**** INPUT

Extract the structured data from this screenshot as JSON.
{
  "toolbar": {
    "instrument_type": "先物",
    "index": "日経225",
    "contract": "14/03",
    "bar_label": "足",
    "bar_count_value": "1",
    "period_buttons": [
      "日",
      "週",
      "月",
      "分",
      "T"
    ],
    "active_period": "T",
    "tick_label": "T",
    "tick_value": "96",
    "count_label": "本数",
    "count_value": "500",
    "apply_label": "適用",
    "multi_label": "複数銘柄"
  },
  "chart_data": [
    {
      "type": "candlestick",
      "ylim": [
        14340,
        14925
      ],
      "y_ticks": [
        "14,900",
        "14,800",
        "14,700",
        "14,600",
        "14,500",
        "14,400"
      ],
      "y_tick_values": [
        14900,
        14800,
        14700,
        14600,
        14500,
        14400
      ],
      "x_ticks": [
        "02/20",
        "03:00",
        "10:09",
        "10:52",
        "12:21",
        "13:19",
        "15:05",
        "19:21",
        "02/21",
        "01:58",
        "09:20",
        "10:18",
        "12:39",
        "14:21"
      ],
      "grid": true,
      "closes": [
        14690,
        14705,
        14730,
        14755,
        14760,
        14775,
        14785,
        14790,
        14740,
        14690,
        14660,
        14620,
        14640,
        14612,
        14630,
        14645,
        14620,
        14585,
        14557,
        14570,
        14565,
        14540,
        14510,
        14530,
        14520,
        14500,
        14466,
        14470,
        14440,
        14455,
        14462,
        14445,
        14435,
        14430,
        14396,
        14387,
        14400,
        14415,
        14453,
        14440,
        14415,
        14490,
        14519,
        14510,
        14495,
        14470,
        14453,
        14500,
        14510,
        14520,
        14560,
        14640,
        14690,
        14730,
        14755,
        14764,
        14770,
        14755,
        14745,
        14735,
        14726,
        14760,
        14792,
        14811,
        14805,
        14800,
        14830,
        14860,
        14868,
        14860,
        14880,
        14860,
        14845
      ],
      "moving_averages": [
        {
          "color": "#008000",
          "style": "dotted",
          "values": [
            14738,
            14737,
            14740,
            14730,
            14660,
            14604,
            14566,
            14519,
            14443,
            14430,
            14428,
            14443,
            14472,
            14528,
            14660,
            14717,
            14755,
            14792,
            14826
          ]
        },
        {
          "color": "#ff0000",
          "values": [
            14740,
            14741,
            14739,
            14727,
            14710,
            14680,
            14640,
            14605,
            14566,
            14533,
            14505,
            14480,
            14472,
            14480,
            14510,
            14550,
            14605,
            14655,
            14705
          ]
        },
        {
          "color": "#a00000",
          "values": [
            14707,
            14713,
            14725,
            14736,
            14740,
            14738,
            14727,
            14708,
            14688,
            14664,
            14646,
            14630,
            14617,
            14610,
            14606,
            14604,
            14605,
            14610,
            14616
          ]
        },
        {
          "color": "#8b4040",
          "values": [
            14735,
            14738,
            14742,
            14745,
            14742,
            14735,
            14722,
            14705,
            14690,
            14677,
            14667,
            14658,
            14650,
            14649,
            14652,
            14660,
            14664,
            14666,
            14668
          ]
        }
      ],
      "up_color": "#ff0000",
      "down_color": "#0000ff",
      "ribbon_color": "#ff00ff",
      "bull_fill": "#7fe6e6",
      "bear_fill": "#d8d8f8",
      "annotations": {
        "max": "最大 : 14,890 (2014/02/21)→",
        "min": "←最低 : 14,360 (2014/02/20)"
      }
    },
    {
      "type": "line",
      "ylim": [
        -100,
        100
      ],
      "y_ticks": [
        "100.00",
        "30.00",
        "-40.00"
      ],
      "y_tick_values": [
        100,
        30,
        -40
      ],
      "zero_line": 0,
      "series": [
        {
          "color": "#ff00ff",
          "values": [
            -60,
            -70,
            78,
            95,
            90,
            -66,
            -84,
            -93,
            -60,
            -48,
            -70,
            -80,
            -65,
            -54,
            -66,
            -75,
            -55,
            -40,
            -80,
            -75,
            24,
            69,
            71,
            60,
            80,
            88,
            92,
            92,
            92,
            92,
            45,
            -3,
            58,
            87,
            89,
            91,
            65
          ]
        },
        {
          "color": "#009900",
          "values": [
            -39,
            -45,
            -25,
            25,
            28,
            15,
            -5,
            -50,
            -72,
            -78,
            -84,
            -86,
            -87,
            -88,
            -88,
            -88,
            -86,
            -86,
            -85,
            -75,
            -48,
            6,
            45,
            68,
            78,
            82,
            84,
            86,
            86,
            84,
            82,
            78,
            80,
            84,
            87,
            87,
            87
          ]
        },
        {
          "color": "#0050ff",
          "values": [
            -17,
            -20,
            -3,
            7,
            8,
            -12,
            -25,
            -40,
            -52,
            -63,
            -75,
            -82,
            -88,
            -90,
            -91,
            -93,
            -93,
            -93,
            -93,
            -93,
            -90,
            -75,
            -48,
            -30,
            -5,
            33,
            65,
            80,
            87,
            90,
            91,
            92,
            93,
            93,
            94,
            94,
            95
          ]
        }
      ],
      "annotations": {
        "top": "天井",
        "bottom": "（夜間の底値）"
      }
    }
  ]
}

********

PROBLEM TO SOLVE >> Using the listing above, reproduce each line without omission.

RESULT >>
Extract the structured data from this screenshot as JSON.
{
  "toolbar": {
    "instrument_type": "先物",
    "index": "日経225",
    "contract": "14/03",
    "bar_label": "足",
    "bar_count_value": "1",
    "period_buttons": [
      "日",
      "週",
      "月",
      "分",
      "T"
    ],
    "active_period": "T",
    "tick_label": "T",
    "tick_value": "96",
    "count_label": "本数",
    "count_value": "500",
    "apply_label": "適用",
    "multi_label": "複数銘柄"
  },
  "chart_data": [
    {
      "type": "candlestick",
      "ylim": [
        14340,
        14925
      ],
      "y_ticks": [
        "14,900",
        "14,800",
        "14,700",
        "14,600",
        "14,500",
        "14,400"
      ],
      "y_tick_values": [
        14900,
        14800,
        14700,
        14600,
        14500,
        14400
      ],
      "x_ticks": [
        "02/20",
        "03:00",
        "10:09",
        "10:52",
        "12:21",
        "13:19",
        "15:05",
        "19:21",
        "02/21",
        "01:58",
        "09:20",
        "10:18",
        "12:39",
        "14:21"
      ],
      "grid": true,
      "closes": [
        14690,
        14705,
        14730,
        14755,
        14760,
        14775,
        14785,
        14790,
        14740,
        14690,
        14660,
        14620,
        14640,
        14612,
        14630,
        14645,
        14620,
        14585,
        14557,
        14570,
        14565,
        14540,
        14510,
        14530,
        14520,
        14500,
        14466,
        14470,
        14440,
        14455,
        14462,
        14445,
        14435,
        14430,
        14396,
        14387,
        14400,
        14415,
        14453,
        14440,
        14415,
        14490,
        14519,
        14510,
        14495,
        14470,
        14453,
        14500,
        14510,
        14520,
        14560,
        14640,
        14690,
        14730,
        14755,
        14764,
        14770,
        14755,
        14745,
        14735,
        14726,
        14760,
        14792,
        14811,
        14805,
        14800,
        14830,
        14860,
        14868,
        14860,
        14880,
        14860,
        14845
      ],
      "moving_averages": [
        {
          "color": "#008000",
          "style": "dotted",
          "values": [
            14738,
            14737,
            14740,
            14730,
            14660,
            14604,
            14566,
            14519,
            14443,
            14430,
            14428,
            14443,
            14472,
            14528,
            14660,
            14717,
            14755,
            14792,
            14826
          ]
        },
        {
          "color": "#ff0000",
          "values": [
            14740,
            14741,
            14739,
            14727,
            14710,
            14680,
            14640,
            14605,
            14566,
            14533,
            14505,
            14480,
            14472,
            14480,
            14510,
            14550,
            14605,
            14655,
            14705
          ]
        },
        {
          "color": "#a00000",
          "values": [
            14707,
            14713,
            14725,
            14736,
            14740,
            14738,
            14727,
            14708,
            14688,
            14664,
            14646,
            14630,
            14617,
            14610,
            14606,
            14604,
            14605,
            14610,
            14616
          ]
        },
        {
          "color": "#8b4040",
          "values": [
            14735,
            14738,
            14742,
            14745,
            14742,
            14735,
            14722,
            14705,
            14690,
            14677,
            14667,
            14658,
            14650,
            14649,
            14652,
            14660,
            14664,
            14666,
            14668
          ]
        }
      ],
      "up_color": "#ff0000",
      "down_color": "#0000ff",
      "ribbon_color": "#ff00ff",
      "bull_fill": "#7fe6e6",
      "bear_fill": "#d8d8f8",
      "annotations": {
        "max": "最大 : 14,890 (2014/02/21)→",
        "min": "←最低 : 14,360 (2014/02/20)"
      }
    },
    {
      "type": "line",
      "ylim": [
        -100,
        100
      ],
      "y_ticks": [
        "100.00",
        "30.00",
        "-40.00"
      ],
      "y_tick_values": [
        100,
        30,
        -40
      ],
      "zero_line": 0,
      "series": [
        {
          "color": "#ff00ff",
          "values": [
            -60,
            -70,
            78,
            95,
            90,
            -66,
            -84,
            -93,
            -60,
            -48,
            -70,
            -80,
            -65,
            -54,
            -66,
            -75,
            -55,
            -40,
            -80,
            -75,
            24,
            69,
            71,
            60,
            80,
            88,
            92,
            92,
            92,
            92,
            45,
            -3,
            58,
            87,
            89,
            91,
            65
          ]
        },
        {
          "color": "#009900",
          "values": [
            -39,
            -45,
            -25,
            25,
            28,
            15,
            -5,
            -50,
            -72,
            -78,
            -84,
            -86,
            -87,
            -88,
            -88,
            -88,
            -86,
            -86,
            -85,
            -75,
            -48,
            6,
            45,
            68,
            78,
            82,
            84,
            86,
            86,
            84,
            82,
            78,
            80,
            84,
            87,
            87,
            87
          ]
        },
        {
          "color": "#0050ff",
          "values": [
            -17,
            -20,
            -3,
            7,
            8,
            -12,
            -25,
            -40,
            -52,
            -63,
            -75,
            -82,
            -88,
            -90,
            -91,
            -93,
            -93,
            -93,
            -93,
            -93,
            -90,
            -75,
            -48,
            -30,
            -5,
            33,
            65,
            80,
            87,
            90,
            91,
            92,
            93,
            93,
            94,
            94,
            95
          ]
        }
      ],
      "annotations": {
        "top": "天井",
        "bottom": "（夜間の底値）"
      }
    }
  ]
}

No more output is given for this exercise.